# START OF PASSAGE PROVIDED

For the next 21-years, the Brazilian carrier Minas Gerais and the Argentine Veinticinco de Mayo— built as sister ships– were the yin and yang of Latina American carrier operations.
In 1971, Argentina bought 16 USN A-4B Skyhawks plus two for spare parts, then modified them with five weapon pylons and the ability to carry AIM-9B Sidewinders, creating A-4Q fighter bombers. These replaced the 1950s era F9F Panthers. Sea King ASW/SAR helicopters were added to the wing. Though it should be noted that in 1969 the Brits tested an early Harrier GR.1 on board her, which the Argentines declined to buy.
Argentina carrier 25 de Mayo along with the Gearing class destroyers Miguel Angel Gutierrez Barquin Al frente la 2da división de destructores (Espora, Brown y Rosales).
Note the Skyhawks. Colorized by Postales Navales.
With the Argentina military junta in charge in the late 1970s, the U.S. cut support to the country because of the fratricidal Dirty War, which made Veinticinco de Mayo‘s air wing increasingly hard to fly. The Argentines looked elsewhere and in 1978 negotiated a contract to buy 14 Dassault-Breguet Super Étendards and a quantity of air-launched Exocet anti-ship missiles from France. This came in conjunction with the surface-to-surface Exocet sales and France throwing in two corvettes, originally built for the apartheid Regime in South Africa. The corvettes, Good Hope and Transvaal, could not be delivered because of anti-apartheid embargoes. In Argentina, they were renamed ARA Drummond and ARA Guerrico.

# END OF PASSAGE PROVIDED
# START OF RECORDS SUPPLIED

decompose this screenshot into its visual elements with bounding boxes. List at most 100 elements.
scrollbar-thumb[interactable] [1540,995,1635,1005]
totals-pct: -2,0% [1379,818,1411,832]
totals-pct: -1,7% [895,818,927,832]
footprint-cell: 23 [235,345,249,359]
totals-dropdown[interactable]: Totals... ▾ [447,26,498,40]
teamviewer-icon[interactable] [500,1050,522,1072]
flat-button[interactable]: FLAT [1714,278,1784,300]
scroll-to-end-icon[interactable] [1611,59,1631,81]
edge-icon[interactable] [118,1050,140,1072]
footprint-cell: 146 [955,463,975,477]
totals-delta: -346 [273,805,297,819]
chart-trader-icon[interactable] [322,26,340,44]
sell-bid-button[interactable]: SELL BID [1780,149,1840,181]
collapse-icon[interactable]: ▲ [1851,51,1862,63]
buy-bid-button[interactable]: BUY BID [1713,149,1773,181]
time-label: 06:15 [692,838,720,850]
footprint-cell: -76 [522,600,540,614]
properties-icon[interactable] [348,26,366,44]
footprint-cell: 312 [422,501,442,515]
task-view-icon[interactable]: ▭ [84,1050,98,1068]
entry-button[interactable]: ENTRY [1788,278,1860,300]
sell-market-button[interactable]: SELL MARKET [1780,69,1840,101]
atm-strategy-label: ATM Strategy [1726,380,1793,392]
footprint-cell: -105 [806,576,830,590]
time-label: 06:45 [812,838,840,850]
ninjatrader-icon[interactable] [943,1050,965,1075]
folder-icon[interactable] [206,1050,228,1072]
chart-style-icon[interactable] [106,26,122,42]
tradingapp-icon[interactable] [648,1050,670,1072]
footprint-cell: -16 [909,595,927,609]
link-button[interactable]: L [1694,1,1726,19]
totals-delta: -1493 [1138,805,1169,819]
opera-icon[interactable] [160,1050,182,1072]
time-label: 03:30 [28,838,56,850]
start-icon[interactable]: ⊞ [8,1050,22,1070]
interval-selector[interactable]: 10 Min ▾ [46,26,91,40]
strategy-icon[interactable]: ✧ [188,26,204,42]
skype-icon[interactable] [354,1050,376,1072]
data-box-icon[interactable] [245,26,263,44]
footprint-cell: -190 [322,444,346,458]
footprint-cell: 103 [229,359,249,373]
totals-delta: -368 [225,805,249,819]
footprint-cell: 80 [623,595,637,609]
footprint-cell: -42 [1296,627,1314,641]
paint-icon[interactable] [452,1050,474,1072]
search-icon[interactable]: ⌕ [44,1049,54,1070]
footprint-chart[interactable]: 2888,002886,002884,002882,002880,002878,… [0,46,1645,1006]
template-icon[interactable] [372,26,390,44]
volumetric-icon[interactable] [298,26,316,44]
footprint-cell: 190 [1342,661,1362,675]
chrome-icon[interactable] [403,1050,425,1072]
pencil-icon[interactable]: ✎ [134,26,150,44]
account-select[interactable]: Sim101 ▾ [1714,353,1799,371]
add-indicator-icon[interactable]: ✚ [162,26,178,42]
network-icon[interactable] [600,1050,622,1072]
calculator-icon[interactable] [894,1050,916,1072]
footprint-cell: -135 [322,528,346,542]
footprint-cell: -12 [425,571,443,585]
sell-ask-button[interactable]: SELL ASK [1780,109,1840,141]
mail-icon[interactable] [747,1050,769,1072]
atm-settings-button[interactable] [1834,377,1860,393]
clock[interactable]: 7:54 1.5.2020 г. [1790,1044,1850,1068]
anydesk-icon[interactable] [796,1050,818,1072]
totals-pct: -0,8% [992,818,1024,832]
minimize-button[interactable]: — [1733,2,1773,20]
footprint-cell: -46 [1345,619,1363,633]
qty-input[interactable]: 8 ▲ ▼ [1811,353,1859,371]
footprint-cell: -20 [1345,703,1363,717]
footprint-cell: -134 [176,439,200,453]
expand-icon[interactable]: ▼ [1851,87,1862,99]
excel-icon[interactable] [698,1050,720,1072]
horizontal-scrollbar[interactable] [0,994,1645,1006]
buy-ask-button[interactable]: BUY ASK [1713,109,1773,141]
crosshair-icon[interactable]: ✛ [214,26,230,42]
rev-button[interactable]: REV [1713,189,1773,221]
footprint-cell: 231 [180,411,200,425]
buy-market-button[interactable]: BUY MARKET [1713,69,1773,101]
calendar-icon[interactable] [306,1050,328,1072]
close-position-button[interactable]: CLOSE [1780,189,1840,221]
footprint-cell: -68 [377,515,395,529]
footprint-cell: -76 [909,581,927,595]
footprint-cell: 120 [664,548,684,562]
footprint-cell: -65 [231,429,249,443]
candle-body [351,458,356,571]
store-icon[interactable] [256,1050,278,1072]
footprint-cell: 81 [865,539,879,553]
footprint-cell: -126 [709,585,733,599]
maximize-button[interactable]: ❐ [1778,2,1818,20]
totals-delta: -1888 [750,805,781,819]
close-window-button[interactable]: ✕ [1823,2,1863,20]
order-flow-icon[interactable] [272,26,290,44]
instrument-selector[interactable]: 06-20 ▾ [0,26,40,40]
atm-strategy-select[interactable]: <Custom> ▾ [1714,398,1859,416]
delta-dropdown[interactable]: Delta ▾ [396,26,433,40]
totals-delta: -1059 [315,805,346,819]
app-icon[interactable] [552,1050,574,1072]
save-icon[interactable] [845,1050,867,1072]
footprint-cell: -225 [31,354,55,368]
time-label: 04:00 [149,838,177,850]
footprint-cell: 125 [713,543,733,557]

# END OF RECORDS SUPPLIED

§ **EXERCISE BRIEF**: Condense the paragraph of the passage on Argentine carrier aviation that begins "With the Argentina military junta" into a short bulleted list that keeps its main facts.

§ **TASK SOLUTION**:
- In the late 1970s, with Argentina's military junta in charge, the U.S. cut support because of the Dirty War, which made Veinticinco de Mayo's air wing increasingly hard to fly.
- In 1978 Argentina contracted to buy 14 Dassault-Breguet Super Étendards and a quantity of air-launched Exocet anti-ship missiles from France.
- The deal came alongside surface-to-surface Exocet sales. France also added two corvettes originally built for the apartheid regime in South Africa.
- Anti-apartheid embargoes blocked delivery of those corvettes, Good Hope and Transvaal. Argentina renamed them ARA Drummond and ARA Guerrico.